### Texto extraído

Saturday, March 24, 2007

TEMPOS MODERNOS: A INTERVENÇÃO À MODA DO SERRA

Tempos Modernos:
a intervenção à moda do Serra

Maria Laura T. Mayrink-Sabinson


Sou antiga mesmo. Ainda do tempo em que o hoje governador Serra era um
simples docente do Instituto de Economia da Unicamp, recém-chegado de
exílio no Chile. Sou do tempo em que Serra, diante de assembléias da
Adunicamp (naquela época concorridíssimas), mostrava por a mais bê, num
quadro negro cheio de números e contas, que o então governador Paulo
Maluf (ele mesmo, o da intervenção de novembro de 1981) tinha dinheiro,
sim, para nos dar o aumento de salário que pleiteávamos. Sou do tempo
em que o mesmo Serra lutava, com os colegas docentes, contra a
intervenção malufista nas universidades públicas paulistas. Para quem
não viveu esse momento, é bom saber que Maluf destituiu diretores de
unidades e nomeou interventores em seu lugar. Antes ele havia
substituído os representantes do governo no Conselho Diretor (ainda não
havia o Conselho Universitário-Consu) por paus-mandados seus.
Sou do tempo em que Pinotti virou reitor da Unicamp, apesar de ser o
11º em lista montada a partir de consulta feita à comunidade. Na época,
apesar de grávida, passei a tarde da sexta-feira pré-Carnaval no pátio
diante da Reitoria. Junto a algumas dezenas de docentes e funcionários,
tentávamos sensibilizar o conselho a respeitar o desejo da comunidade
de ter Paulo Freire como reitor. Não funcionou. Em jogo de cartas
marcadas não se mexe. O governador Maluf escolheu o seu favorito alçado
a primeiro da lista pelo Conselho Diretor.

### Dados fornecidos

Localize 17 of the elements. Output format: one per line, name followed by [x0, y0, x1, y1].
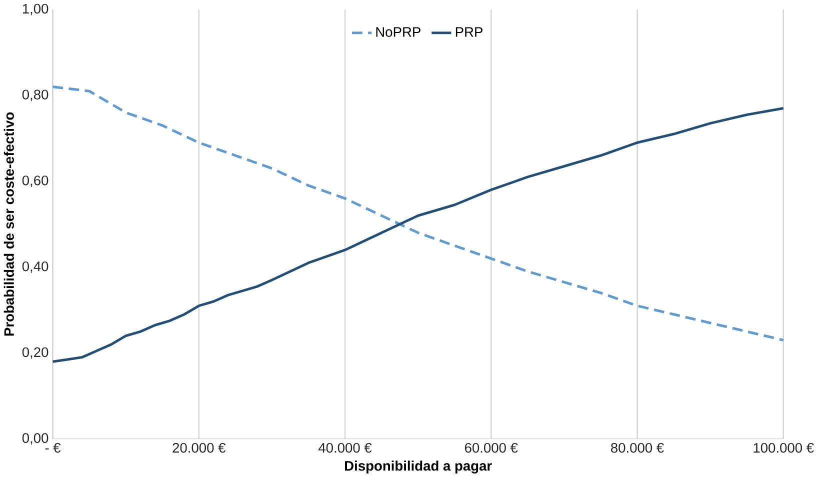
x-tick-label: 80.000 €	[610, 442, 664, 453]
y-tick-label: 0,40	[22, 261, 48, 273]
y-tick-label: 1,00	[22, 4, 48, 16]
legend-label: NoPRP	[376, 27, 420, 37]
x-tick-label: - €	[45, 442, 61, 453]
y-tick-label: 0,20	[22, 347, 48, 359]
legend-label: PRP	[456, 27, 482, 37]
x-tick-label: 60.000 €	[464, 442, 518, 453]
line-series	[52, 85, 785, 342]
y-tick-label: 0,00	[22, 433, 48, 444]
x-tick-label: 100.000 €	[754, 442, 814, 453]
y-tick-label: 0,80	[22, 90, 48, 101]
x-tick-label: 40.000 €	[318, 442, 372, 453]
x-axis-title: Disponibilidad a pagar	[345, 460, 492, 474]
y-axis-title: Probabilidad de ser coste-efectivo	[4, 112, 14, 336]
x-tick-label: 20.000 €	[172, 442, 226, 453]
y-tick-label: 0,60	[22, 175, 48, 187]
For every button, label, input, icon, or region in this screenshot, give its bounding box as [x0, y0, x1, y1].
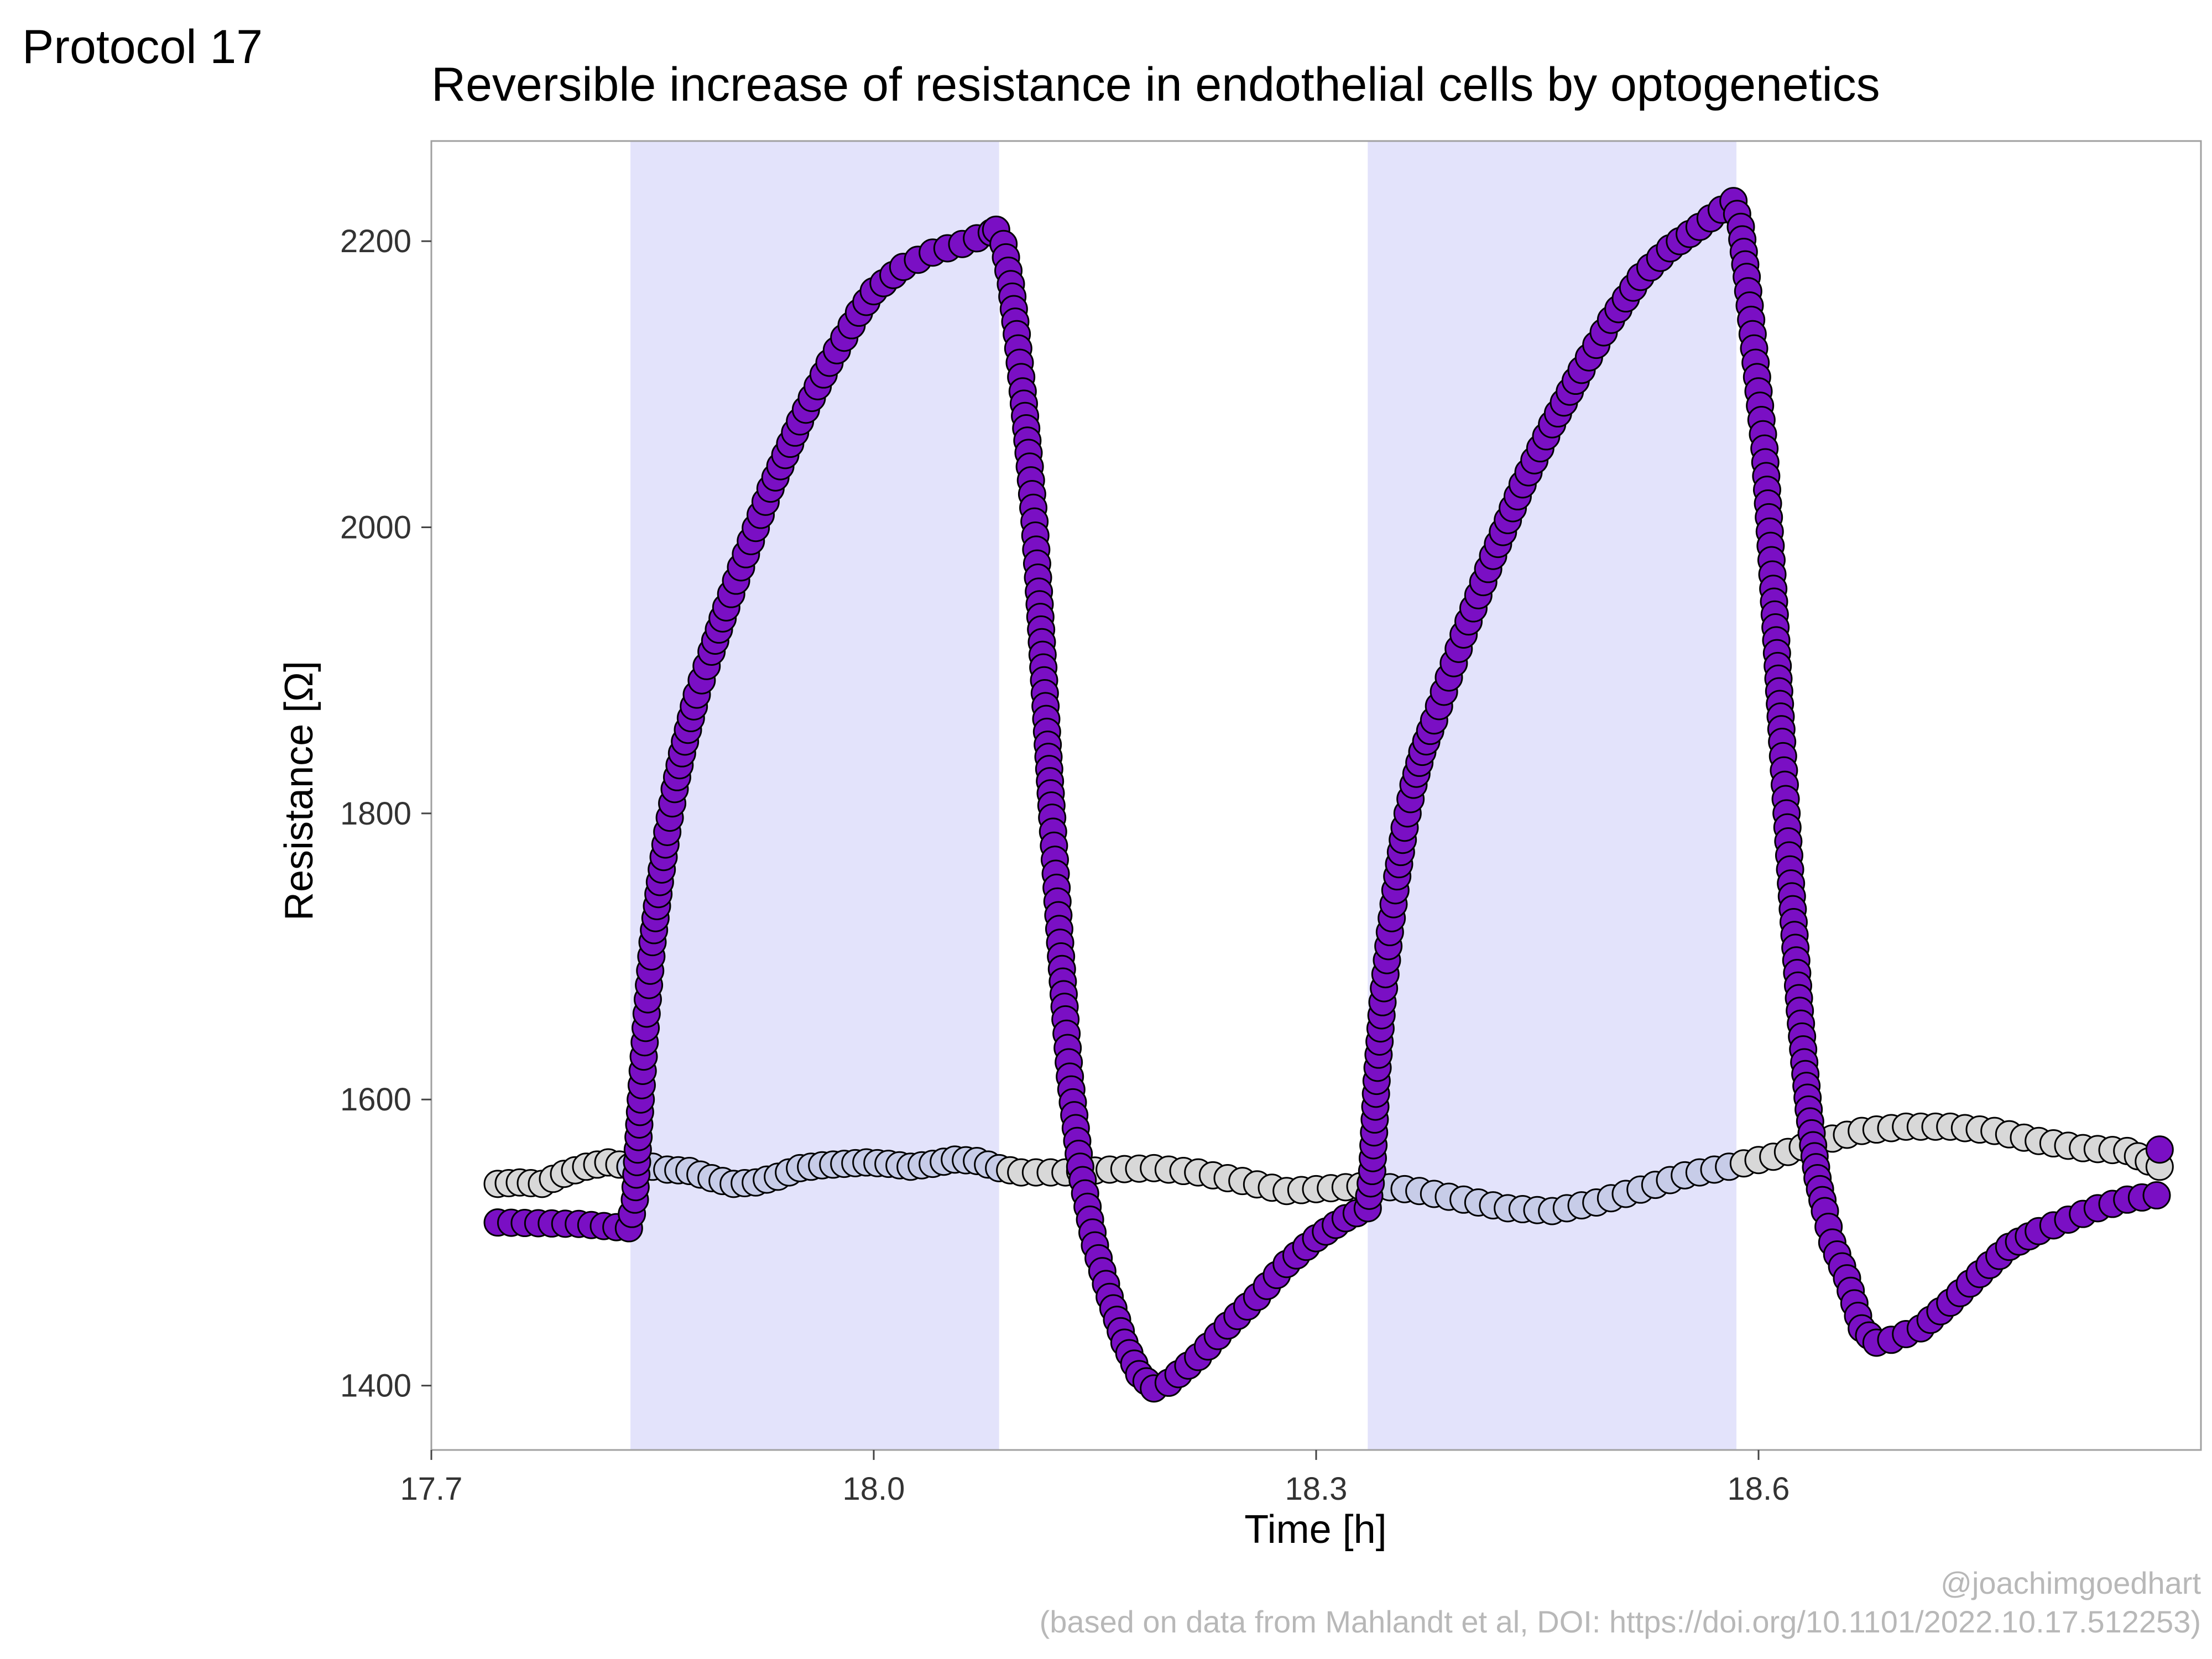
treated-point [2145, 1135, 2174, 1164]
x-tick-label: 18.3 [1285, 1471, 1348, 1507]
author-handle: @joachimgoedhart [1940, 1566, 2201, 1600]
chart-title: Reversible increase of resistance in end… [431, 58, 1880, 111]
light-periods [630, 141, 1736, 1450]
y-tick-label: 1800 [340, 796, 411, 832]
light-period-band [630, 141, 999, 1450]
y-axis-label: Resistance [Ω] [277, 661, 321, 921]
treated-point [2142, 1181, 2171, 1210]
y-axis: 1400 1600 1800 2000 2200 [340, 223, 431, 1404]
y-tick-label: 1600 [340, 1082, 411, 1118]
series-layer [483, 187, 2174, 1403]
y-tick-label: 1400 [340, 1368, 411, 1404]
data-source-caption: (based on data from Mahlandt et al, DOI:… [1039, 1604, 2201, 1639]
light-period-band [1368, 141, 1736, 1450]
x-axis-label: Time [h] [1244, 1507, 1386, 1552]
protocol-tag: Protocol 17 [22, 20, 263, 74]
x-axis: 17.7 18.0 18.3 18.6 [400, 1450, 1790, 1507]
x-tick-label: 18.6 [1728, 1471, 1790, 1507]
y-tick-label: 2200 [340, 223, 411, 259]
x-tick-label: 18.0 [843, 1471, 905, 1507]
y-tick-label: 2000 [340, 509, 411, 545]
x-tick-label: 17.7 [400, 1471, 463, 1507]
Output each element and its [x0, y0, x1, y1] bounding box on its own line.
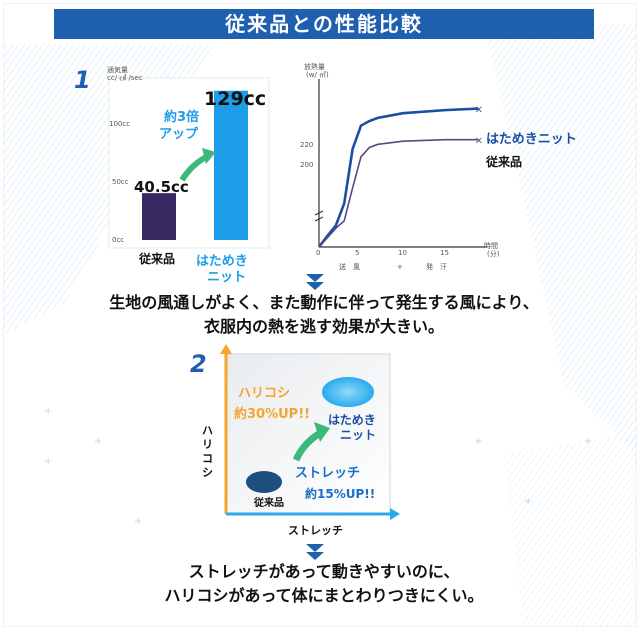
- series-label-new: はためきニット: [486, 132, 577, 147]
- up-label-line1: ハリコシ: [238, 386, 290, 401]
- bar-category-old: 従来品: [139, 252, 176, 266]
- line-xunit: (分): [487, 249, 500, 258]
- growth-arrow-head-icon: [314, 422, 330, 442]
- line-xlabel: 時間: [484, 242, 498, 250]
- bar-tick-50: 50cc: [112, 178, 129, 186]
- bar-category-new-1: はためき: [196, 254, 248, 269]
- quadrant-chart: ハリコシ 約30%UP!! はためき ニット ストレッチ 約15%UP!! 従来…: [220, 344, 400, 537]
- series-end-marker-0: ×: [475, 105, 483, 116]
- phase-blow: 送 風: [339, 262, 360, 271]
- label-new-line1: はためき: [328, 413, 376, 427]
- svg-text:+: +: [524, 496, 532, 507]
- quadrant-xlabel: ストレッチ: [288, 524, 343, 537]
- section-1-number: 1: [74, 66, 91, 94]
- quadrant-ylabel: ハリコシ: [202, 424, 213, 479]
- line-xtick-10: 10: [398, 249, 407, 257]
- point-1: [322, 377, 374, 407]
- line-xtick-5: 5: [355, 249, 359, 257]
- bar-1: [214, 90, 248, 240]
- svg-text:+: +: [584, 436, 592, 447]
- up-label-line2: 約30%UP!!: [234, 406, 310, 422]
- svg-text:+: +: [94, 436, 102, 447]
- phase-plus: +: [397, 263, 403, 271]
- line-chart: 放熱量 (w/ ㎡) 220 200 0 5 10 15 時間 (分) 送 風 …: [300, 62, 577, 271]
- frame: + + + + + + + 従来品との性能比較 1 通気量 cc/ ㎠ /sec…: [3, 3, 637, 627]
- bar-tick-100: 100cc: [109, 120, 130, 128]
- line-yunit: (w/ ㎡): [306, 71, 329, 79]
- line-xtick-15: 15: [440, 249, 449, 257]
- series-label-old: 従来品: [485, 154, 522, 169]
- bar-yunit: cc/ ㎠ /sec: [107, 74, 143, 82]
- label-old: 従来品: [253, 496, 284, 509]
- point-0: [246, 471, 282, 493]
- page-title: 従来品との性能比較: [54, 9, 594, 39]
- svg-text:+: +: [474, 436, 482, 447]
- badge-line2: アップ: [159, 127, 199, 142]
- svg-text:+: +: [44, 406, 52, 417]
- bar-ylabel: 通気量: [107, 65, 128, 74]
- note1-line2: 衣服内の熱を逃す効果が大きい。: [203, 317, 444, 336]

### Tarefa A
Liste todas as pessoas citadas pelo nome nos parágrafos do texto sobre a intervenção na Unicamp, sem contar a assinatura.
### Tarefa B
Extraia do texto sobre a intervenção na Unicamp o trecho que vai de "Sou do tempo em que Pinotti" até "pelo Conselho Diretor.".

### Resposta A
Serra
Paulo Maluf
Pinotti
Paulo Freire

### Resposta B
Sou do tempo em que Pinotti virou reitor da Unicamp, apesar de ser o
11º em lista montada a partir de consulta feita à comunidade. Na época,
apesar de grávida, passei a tarde da sexta-feira pré-Carnaval no pátio
diante da Reitoria. Junto a algumas dezenas de docentes e funcionários,
tentávamos sensibilizar o conselho a respeitar o desejo da comunidade
de ter Paulo Freire como reitor. Não funcionou. Em jogo de cartas
marcadas não se mexe. O governador Maluf escolheu o seu favorito alçado
a primeiro da lista pelo Conselho Diretor.